*** Data to examine ***

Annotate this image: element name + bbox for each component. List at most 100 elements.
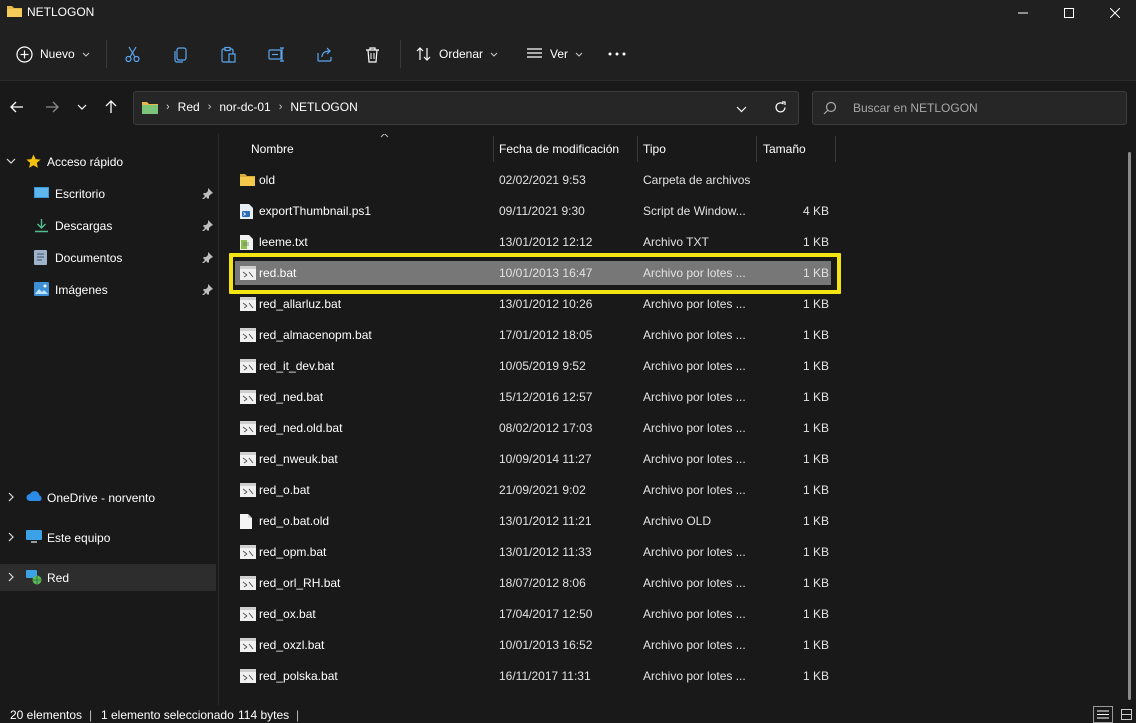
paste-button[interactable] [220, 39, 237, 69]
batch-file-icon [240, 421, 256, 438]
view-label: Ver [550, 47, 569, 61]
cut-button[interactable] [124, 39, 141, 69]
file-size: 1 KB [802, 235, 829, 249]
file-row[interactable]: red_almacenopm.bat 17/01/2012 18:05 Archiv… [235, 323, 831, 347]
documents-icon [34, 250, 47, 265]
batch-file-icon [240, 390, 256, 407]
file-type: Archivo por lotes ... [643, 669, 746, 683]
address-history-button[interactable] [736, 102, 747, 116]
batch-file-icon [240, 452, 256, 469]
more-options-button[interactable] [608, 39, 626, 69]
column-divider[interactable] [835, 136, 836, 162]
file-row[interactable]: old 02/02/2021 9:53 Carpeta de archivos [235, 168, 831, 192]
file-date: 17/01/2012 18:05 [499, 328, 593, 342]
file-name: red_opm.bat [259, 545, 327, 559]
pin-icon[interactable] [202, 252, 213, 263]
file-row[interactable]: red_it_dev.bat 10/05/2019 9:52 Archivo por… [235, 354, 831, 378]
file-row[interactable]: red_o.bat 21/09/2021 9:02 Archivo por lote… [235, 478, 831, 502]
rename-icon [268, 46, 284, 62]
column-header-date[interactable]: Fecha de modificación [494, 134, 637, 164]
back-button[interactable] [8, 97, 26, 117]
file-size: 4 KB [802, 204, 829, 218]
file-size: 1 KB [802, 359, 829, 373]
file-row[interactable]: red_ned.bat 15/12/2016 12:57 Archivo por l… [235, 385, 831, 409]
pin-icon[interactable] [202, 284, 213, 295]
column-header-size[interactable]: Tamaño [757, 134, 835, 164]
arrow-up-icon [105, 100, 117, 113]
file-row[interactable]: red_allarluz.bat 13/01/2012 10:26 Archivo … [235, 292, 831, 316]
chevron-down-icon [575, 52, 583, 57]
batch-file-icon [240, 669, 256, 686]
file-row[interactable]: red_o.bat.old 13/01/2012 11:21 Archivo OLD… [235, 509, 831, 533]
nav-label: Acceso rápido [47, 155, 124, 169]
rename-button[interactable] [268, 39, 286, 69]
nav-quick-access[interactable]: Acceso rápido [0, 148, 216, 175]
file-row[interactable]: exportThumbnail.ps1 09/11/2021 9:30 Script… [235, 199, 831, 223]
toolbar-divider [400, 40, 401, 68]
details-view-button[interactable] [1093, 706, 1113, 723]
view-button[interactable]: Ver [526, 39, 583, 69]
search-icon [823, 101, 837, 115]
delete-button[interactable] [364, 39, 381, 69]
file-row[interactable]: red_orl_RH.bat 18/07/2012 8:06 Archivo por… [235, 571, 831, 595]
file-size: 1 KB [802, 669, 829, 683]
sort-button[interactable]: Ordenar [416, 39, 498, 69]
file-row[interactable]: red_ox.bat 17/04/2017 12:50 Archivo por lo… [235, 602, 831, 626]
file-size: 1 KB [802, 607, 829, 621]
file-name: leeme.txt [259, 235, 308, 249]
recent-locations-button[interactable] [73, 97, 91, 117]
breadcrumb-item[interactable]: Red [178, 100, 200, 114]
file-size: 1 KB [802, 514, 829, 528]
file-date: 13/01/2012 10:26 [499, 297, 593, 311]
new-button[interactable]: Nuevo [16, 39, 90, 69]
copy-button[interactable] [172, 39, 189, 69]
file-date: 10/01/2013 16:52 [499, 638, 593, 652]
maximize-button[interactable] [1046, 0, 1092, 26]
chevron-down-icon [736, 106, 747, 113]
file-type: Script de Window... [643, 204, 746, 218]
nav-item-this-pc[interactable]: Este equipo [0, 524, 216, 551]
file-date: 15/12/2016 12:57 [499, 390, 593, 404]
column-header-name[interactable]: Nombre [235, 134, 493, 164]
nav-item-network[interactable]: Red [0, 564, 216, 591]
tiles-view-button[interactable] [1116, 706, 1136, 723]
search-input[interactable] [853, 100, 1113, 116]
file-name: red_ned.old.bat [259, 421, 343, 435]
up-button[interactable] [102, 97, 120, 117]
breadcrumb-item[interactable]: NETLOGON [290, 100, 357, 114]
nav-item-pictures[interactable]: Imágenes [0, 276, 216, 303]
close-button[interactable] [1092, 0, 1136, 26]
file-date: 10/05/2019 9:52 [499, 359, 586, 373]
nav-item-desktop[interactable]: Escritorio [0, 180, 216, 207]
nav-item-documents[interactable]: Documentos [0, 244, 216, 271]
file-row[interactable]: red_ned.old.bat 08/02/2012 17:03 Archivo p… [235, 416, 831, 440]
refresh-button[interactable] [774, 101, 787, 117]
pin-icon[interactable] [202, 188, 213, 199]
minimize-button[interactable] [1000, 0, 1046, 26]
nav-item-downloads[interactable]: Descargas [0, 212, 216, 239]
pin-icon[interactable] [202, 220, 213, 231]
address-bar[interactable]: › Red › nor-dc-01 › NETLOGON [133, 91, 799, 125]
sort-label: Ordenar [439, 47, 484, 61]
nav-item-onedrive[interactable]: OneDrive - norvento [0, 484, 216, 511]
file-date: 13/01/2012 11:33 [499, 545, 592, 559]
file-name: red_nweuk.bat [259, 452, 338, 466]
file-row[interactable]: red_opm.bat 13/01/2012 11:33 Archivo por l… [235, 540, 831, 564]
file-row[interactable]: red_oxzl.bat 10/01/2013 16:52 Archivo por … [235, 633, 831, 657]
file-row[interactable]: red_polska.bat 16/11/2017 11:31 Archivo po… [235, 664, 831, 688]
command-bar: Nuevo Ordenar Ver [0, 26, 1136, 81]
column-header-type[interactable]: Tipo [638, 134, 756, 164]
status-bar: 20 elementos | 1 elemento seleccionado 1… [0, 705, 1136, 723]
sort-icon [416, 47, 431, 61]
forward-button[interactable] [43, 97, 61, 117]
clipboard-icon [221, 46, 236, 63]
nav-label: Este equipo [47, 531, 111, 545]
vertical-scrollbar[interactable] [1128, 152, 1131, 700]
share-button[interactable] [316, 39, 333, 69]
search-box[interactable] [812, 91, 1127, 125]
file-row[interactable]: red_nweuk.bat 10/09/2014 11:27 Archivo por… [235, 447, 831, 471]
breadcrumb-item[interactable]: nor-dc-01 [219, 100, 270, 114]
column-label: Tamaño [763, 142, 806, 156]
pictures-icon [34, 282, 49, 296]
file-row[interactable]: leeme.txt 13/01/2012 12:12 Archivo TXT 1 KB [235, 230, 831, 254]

*** End of Data to examine ***

Pictures are to be left out; everything else in the entries is reproduced verbatim.

- _Answer_
Annotate this image: element name + bbox for each component. List at most 100 elements.
paste-button[interactable] [220, 39, 237, 69]
batch-file-icon [240, 421, 256, 438]
view-label: Ver [550, 47, 569, 61]
cut-button[interactable] [124, 39, 141, 69]
file-size: 1 KB [802, 235, 829, 249]
file-row[interactable]: red_almacenopm.bat 17/01/2012 18:05 Archiv… [235, 323, 831, 347]
documents-icon [34, 250, 47, 265]
batch-file-icon [240, 390, 256, 407]
file-type: Archivo por lotes ... [643, 669, 746, 683]
address-history-button[interactable] [736, 102, 747, 116]
batch-file-icon [240, 452, 256, 469]
more-options-button[interactable] [608, 39, 626, 69]
column-divider[interactable] [835, 136, 836, 162]
file-row[interactable]: old 02/02/2021 9:53 Carpeta de archivos [235, 168, 831, 192]
file-date: 17/01/2012 18:05 [499, 328, 593, 342]
file-name: red_opm.bat [259, 545, 327, 559]
pin-icon[interactable] [202, 252, 213, 263]
file-row[interactable]: red_it_dev.bat 10/05/2019 9:52 Archivo por… [235, 354, 831, 378]
file-row[interactable]: red_o.bat 21/09/2021 9:02 Archivo por lote… [235, 478, 831, 502]
rename-icon [268, 46, 284, 62]
column-header-date[interactable]: Fecha de modificación [494, 134, 637, 164]
back-button[interactable] [8, 97, 26, 117]
file-size: 4 KB [802, 204, 829, 218]
file-size: 1 KB [802, 359, 829, 373]
file-row[interactable]: red_ned.bat 15/12/2016 12:57 Archivo por l… [235, 385, 831, 409]
pin-icon[interactable] [202, 284, 213, 295]
column-header-size[interactable]: Tamaño [757, 134, 835, 164]
arrow-up-icon [105, 100, 117, 113]
file-row[interactable]: red_allarluz.bat 13/01/2012 10:26 Archivo … [235, 292, 831, 316]
chevron-down-icon [575, 52, 583, 57]
batch-file-icon [240, 669, 256, 686]
file-row[interactable]: red_o.bat.old 13/01/2012 11:21 Archivo OLD… [235, 509, 831, 533]
nav-label: Acceso rápido [47, 155, 124, 169]
rename-button[interactable] [268, 39, 286, 69]
nav-quick-access[interactable]: Acceso rápido [0, 148, 216, 175]
file-row[interactable]: exportThumbnail.ps1 09/11/2021 9:30 Script… [235, 199, 831, 223]
toolbar-divider [400, 40, 401, 68]
details-view-button[interactable] [1093, 706, 1113, 723]
view-button[interactable]: Ver [526, 39, 583, 69]
search-icon [823, 101, 837, 115]
delete-button[interactable] [364, 39, 381, 69]
file-row[interactable]: red_orl_RH.bat 18/07/2012 8:06 Archivo por… [235, 571, 831, 595]
file-size: 1 KB [802, 669, 829, 683]
sort-button[interactable]: Ordenar [416, 39, 498, 69]
file-row[interactable]: red_ox.bat 17/04/2017 12:50 Archivo por lo… [235, 602, 831, 626]
file-size: 1 KB [802, 607, 829, 621]
file-name: leeme.txt [259, 235, 308, 249]
recent-locations-button[interactable] [73, 97, 91, 117]
breadcrumb-item[interactable]: Red [178, 100, 200, 114]
file-size: 1 KB [802, 514, 829, 528]
file-date: 13/01/2012 10:26 [499, 297, 593, 311]
new-button[interactable]: Nuevo [16, 39, 90, 69]
copy-button[interactable] [172, 39, 189, 69]
file-date: 10/01/2013 16:52 [499, 638, 593, 652]
maximize-button[interactable] [1046, 0, 1092, 26]
chevron-down-icon [736, 106, 747, 113]
file-type: Script de Window... [643, 204, 746, 218]
nav-item-this-pc[interactable]: Este equipo [0, 524, 216, 551]
file-date: 15/12/2016 12:57 [499, 390, 593, 404]
column-header-name[interactable]: Nombre [235, 134, 493, 164]
nav-item-network[interactable]: Red [0, 564, 216, 591]
tiles-view-button[interactable] [1116, 706, 1136, 723]
search-input[interactable] [853, 100, 1113, 116]
file-name: red_ned.old.bat [259, 421, 343, 435]
up-button[interactable] [102, 97, 120, 117]
breadcrumb-item[interactable]: NETLOGON [290, 100, 357, 114]
nav-item-pictures[interactable]: Imágenes [0, 276, 216, 303]
close-button[interactable] [1092, 0, 1136, 26]
file-date: 10/05/2019 9:52 [499, 359, 586, 373]
nav-item-desktop[interactable]: Escritorio [0, 180, 216, 207]
nav-item-documents[interactable]: Documentos [0, 244, 216, 271]
file-row[interactable]: red_ned.old.bat 08/02/2012 17:03 Archivo p… [235, 416, 831, 440]
refresh-button[interactable] [774, 101, 787, 117]
pin-icon[interactable] [202, 188, 213, 199]
minimize-button[interactable] [1000, 0, 1046, 26]
nav-item-downloads[interactable]: Descargas [0, 212, 216, 239]
pin-icon[interactable] [202, 220, 213, 231]
address-bar[interactable]: › Red › nor-dc-01 › NETLOGON [133, 91, 799, 125]
sort-label: Ordenar [439, 47, 484, 61]
nav-item-onedrive[interactable]: OneDrive - norvento [0, 484, 216, 511]
file-date: 13/01/2012 11:33 [499, 545, 592, 559]
file-name: red_nweuk.bat [259, 452, 338, 466]
file-row[interactable]: red_opm.bat 13/01/2012 11:33 Archivo por l… [235, 540, 831, 564]
file-row[interactable]: red_oxzl.bat 10/01/2013 16:52 Archivo por … [235, 633, 831, 657]
file-row[interactable]: red_polska.bat 16/11/2017 11:31 Archivo po… [235, 664, 831, 688]
command-bar: Nuevo Ordenar Ver [0, 26, 1136, 81]
column-header-type[interactable]: Tipo [638, 134, 756, 164]
status-bar: 20 elementos | 1 elemento seleccionado 1… [0, 705, 1136, 723]
sort-icon [416, 47, 431, 61]
forward-button[interactable] [43, 97, 61, 117]
clipboard-icon [221, 46, 236, 63]
nav-label: Este equipo [47, 531, 111, 545]
vertical-scrollbar[interactable] [1128, 152, 1131, 700]
share-button[interactable] [316, 39, 333, 69]
search-box[interactable] [812, 91, 1127, 125]
file-row[interactable]: red_nweuk.bat 10/09/2014 11:27 Archivo por… [235, 447, 831, 471]
breadcrumb-item[interactable]: nor-dc-01 [219, 100, 270, 114]
column-label: Tamaño [763, 142, 806, 156]
pictures-icon [34, 282, 49, 296]
file-row[interactable]: leeme.txt 13/01/2012 12:12 Archivo TXT 1 KB [235, 230, 831, 254]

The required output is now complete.